[Begin INPUT]

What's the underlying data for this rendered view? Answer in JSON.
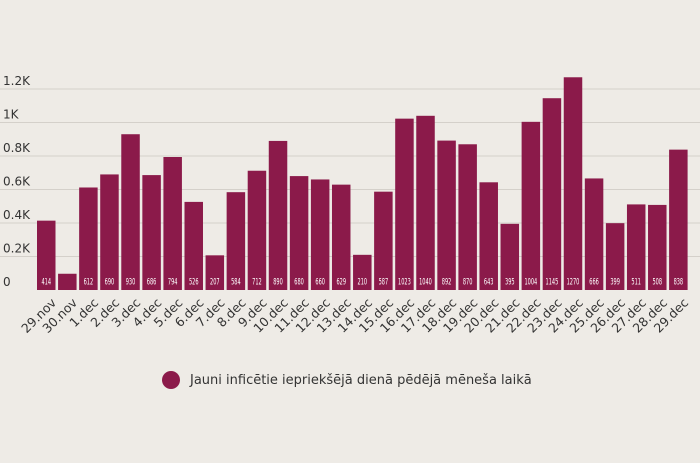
{
  "chart_data": {
    "type": "bar",
    "categories": [
      "29.nov",
      "30.nov",
      "1.dec",
      "2.dec",
      "3.dec",
      "4.dec",
      "5.dec",
      "6.dec",
      "7.dec",
      "8.dec",
      "9.dec",
      "10.dec",
      "11.dec",
      "12.dec",
      "13.dec",
      "14.dec",
      "15.dec",
      "16.dec",
      "17.dec",
      "18.dec",
      "19.dec",
      "20.dec",
      "21.dec",
      "22.dec",
      "23.dec",
      "24.dec",
      "25.dec",
      "26.dec",
      "27.dec",
      "28.dec",
      "29.dec"
    ],
    "values": [
      414,
      97,
      612,
      690,
      930,
      686,
      794,
      526,
      207,
      584,
      712,
      890,
      680,
      660,
      629,
      210,
      587,
      1023,
      1040,
      892,
      870,
      643,
      395,
      1004,
      1145,
      1270,
      666,
      399,
      511,
      508,
      838
    ],
    "value_labels": [
      "414",
      "",
      "612",
      "690",
      "930",
      "686",
      "794",
      "526",
      "207",
      "584",
      "712",
      "890",
      "680",
      "660",
      "629",
      "210",
      "587",
      "1023",
      "1040",
      "892",
      "870",
      "643",
      "395",
      "1004",
      "1145",
      "1270",
      "666",
      "399",
      "511",
      "508",
      "838"
    ],
    "series": [
      {
        "name": "Jauni inficētie iepriekšējā dienā pēdējā mēneša laikā"
      }
    ],
    "yticks": [
      0,
      200,
      400,
      600,
      800,
      1000,
      1200
    ],
    "ytick_labels": [
      "0",
      "0.2K",
      "0.4K",
      "0.6K",
      "0.8K",
      "1K",
      "1.2K"
    ],
    "ylim": [
      0,
      1300
    ],
    "grid": true,
    "legend_position": "bottom",
    "xlabel": "",
    "ylabel": "",
    "title": ""
  },
  "colors": {
    "bar": "#8b1a4a",
    "grid": "#d4d0ca",
    "axis_text": "#333333",
    "value_text": "#ffffff",
    "background": "#eeebe6"
  }
}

[End INPUT]

_YOUR TASK_: Write out the records above once more, word for word, with no pictures.

_REPLY_:
What's the underlying data for this rendered view? Answer in JSON.
{
  "chart_data": {
    "type": "bar",
    "categories": [
      "29.nov",
      "30.nov",
      "1.dec",
      "2.dec",
      "3.dec",
      "4.dec",
      "5.dec",
      "6.dec",
      "7.dec",
      "8.dec",
      "9.dec",
      "10.dec",
      "11.dec",
      "12.dec",
      "13.dec",
      "14.dec",
      "15.dec",
      "16.dec",
      "17.dec",
      "18.dec",
      "19.dec",
      "20.dec",
      "21.dec",
      "22.dec",
      "23.dec",
      "24.dec",
      "25.dec",
      "26.dec",
      "27.dec",
      "28.dec",
      "29.dec"
    ],
    "values": [
      414,
      97,
      612,
      690,
      930,
      686,
      794,
      526,
      207,
      584,
      712,
      890,
      680,
      660,
      629,
      210,
      587,
      1023,
      1040,
      892,
      870,
      643,
      395,
      1004,
      1145,
      1270,
      666,
      399,
      511,
      508,
      838
    ],
    "value_labels": [
      "414",
      "",
      "612",
      "690",
      "930",
      "686",
      "794",
      "526",
      "207",
      "584",
      "712",
      "890",
      "680",
      "660",
      "629",
      "210",
      "587",
      "1023",
      "1040",
      "892",
      "870",
      "643",
      "395",
      "1004",
      "1145",
      "1270",
      "666",
      "399",
      "511",
      "508",
      "838"
    ],
    "series": [
      {
        "name": "Jauni inficētie iepriekšējā dienā pēdējā mēneša laikā"
      }
    ],
    "yticks": [
      0,
      200,
      400,
      600,
      800,
      1000,
      1200
    ],
    "ytick_labels": [
      "0",
      "0.2K",
      "0.4K",
      "0.6K",
      "0.8K",
      "1K",
      "1.2K"
    ],
    "ylim": [
      0,
      1300
    ],
    "grid": true,
    "legend_position": "bottom",
    "xlabel": "",
    "ylabel": "",
    "title": ""
  },
  "colors": {
    "bar": "#8b1a4a",
    "grid": "#d4d0ca",
    "axis_text": "#333333",
    "value_text": "#ffffff",
    "background": "#eeebe6"
  }
}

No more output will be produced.